• **Raw data**
★ ★ ★ ★

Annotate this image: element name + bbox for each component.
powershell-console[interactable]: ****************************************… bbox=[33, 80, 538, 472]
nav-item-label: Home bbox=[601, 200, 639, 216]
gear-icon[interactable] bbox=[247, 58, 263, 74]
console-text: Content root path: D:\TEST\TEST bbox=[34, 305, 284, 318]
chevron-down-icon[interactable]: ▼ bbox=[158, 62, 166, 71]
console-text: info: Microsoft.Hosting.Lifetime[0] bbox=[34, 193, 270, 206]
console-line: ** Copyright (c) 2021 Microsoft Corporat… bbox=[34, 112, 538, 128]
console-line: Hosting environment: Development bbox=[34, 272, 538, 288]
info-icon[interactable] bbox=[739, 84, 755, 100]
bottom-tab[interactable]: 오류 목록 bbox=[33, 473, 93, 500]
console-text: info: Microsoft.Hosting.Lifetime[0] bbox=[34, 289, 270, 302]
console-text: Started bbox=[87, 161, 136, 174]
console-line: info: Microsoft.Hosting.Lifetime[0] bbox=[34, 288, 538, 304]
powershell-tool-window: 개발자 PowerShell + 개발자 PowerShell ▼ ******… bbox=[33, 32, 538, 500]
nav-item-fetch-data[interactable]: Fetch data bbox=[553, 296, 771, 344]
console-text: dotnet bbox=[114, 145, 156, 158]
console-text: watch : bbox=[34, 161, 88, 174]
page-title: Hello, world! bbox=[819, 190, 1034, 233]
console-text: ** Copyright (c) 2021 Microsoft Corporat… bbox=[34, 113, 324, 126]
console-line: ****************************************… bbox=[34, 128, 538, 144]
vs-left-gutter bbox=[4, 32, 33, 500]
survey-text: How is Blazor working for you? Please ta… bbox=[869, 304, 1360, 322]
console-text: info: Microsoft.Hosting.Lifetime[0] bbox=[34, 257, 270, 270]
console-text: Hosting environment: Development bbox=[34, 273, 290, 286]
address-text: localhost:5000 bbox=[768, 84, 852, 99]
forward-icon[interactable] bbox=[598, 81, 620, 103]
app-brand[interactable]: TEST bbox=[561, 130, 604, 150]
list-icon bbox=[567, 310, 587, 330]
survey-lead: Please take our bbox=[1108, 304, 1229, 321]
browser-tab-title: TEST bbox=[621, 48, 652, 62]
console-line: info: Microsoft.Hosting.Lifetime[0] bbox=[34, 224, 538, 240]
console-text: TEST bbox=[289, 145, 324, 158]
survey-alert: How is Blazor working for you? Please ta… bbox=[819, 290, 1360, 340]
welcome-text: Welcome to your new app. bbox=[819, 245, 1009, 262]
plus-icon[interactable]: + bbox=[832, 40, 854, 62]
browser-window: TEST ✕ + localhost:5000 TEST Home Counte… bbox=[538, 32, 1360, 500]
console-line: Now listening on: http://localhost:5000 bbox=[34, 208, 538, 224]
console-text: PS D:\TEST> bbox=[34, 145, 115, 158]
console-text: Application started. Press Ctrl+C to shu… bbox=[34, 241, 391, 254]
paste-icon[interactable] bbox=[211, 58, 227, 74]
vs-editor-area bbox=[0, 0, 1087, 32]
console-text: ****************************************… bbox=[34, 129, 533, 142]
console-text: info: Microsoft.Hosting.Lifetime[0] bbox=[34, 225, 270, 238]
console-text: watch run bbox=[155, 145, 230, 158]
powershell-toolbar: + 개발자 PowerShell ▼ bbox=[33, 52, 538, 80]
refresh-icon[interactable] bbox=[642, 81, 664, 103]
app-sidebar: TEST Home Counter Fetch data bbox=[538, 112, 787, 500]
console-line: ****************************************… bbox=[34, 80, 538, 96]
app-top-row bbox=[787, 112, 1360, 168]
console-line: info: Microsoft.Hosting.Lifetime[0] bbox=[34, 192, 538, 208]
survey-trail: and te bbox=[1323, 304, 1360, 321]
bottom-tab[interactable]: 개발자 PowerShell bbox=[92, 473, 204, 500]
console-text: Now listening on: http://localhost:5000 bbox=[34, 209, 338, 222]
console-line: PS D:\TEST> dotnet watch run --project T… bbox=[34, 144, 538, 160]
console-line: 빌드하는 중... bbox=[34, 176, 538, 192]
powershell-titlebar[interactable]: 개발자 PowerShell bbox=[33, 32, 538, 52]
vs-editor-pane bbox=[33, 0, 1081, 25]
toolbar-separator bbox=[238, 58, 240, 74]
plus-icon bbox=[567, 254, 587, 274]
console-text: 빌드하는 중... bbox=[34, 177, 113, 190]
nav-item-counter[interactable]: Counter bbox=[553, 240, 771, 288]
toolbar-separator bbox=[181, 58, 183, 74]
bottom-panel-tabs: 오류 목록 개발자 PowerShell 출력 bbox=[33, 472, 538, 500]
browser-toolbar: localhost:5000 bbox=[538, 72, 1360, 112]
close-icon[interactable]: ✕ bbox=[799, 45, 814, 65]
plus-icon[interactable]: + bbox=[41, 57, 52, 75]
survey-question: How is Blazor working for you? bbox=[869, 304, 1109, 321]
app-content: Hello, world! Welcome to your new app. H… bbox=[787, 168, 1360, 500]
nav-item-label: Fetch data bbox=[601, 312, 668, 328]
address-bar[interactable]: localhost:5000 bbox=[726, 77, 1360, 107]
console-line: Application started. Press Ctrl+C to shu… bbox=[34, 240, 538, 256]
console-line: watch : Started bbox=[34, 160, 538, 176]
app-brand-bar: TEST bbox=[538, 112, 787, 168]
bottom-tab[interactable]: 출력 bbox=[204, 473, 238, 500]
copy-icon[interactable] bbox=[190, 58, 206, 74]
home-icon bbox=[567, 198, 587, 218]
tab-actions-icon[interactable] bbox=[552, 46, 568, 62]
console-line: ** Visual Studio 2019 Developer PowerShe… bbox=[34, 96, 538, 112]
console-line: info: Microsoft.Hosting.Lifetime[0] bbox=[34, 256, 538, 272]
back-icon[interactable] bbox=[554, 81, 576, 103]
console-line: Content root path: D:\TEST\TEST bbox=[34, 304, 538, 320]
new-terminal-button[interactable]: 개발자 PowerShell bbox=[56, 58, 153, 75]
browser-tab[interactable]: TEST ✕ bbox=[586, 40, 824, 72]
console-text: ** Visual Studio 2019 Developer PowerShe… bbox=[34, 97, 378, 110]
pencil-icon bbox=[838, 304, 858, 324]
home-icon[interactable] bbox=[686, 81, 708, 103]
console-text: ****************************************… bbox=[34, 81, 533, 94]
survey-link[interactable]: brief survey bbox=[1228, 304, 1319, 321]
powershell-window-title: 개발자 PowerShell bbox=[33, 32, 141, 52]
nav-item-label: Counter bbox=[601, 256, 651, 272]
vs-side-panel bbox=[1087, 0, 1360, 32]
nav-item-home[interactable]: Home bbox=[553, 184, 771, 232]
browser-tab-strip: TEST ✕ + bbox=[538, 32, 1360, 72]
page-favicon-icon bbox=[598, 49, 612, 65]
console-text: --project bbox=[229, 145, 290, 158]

★ ★ ★ ★

• **Objective**
Write out the items word for word, from the first line through the line containing "257, 270, 270]".

• **Response for this exercise**
Annotate this image: element name + bbox for each component.
powershell-console[interactable]: ****************************************… bbox=[33, 80, 538, 472]
nav-item-label: Home bbox=[601, 200, 639, 216]
gear-icon[interactable] bbox=[247, 58, 263, 74]
console-text: Content root path: D:\TEST\TEST bbox=[34, 305, 284, 318]
chevron-down-icon[interactable]: ▼ bbox=[158, 62, 166, 71]
console-text: info: Microsoft.Hosting.Lifetime[0] bbox=[34, 193, 270, 206]
console-line: ** Copyright (c) 2021 Microsoft Corporat… bbox=[34, 112, 538, 128]
console-line: Hosting environment: Development bbox=[34, 272, 538, 288]
info-icon[interactable] bbox=[739, 84, 755, 100]
bottom-tab[interactable]: 오류 목록 bbox=[33, 473, 93, 500]
console-text: info: Microsoft.Hosting.Lifetime[0] bbox=[34, 289, 270, 302]
console-text: Started bbox=[87, 161, 136, 174]
console-line: info: Microsoft.Hosting.Lifetime[0] bbox=[34, 288, 538, 304]
powershell-tool-window: 개발자 PowerShell + 개발자 PowerShell ▼ ******… bbox=[33, 32, 538, 500]
nav-item-fetch-data[interactable]: Fetch data bbox=[553, 296, 771, 344]
console-text: dotnet bbox=[114, 145, 156, 158]
console-text: watch : bbox=[34, 161, 88, 174]
page-title: Hello, world! bbox=[819, 190, 1034, 233]
console-text: ** Copyright (c) 2021 Microsoft Corporat… bbox=[34, 113, 324, 126]
console-line: ****************************************… bbox=[34, 128, 538, 144]
vs-left-gutter bbox=[4, 32, 33, 500]
survey-text: How is Blazor working for you? Please ta… bbox=[869, 304, 1360, 322]
console-text: info: Microsoft.Hosting.Lifetime[0] bbox=[34, 257, 270, 270]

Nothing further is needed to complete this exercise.